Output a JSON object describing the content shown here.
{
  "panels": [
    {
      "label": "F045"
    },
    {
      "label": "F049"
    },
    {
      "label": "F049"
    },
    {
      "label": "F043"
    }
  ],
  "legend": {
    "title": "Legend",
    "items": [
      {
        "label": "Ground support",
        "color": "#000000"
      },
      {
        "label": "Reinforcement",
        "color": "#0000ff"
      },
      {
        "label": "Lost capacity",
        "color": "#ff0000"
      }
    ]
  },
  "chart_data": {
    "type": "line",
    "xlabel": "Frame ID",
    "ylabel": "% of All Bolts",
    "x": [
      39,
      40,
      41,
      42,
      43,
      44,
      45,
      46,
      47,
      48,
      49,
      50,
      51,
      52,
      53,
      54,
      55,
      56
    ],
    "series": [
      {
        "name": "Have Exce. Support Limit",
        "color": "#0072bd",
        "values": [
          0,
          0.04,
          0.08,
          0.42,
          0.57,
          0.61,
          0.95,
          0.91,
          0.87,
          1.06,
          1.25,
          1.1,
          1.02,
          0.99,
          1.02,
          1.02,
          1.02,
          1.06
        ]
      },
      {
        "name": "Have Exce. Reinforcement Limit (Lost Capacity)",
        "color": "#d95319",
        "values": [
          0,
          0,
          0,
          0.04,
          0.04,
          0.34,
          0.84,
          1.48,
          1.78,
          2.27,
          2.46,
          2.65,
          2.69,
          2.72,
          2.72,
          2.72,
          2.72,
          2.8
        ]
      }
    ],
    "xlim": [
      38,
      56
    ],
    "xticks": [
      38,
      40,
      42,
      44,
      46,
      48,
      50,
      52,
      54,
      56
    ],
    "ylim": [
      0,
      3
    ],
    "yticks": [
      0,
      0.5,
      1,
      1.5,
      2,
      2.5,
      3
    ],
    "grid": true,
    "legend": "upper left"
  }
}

==============================

WHAT IS NEEDED: Reply with one number only, the count of lines above that hold the string "color".

SOLUTION TO THIS TASK: 5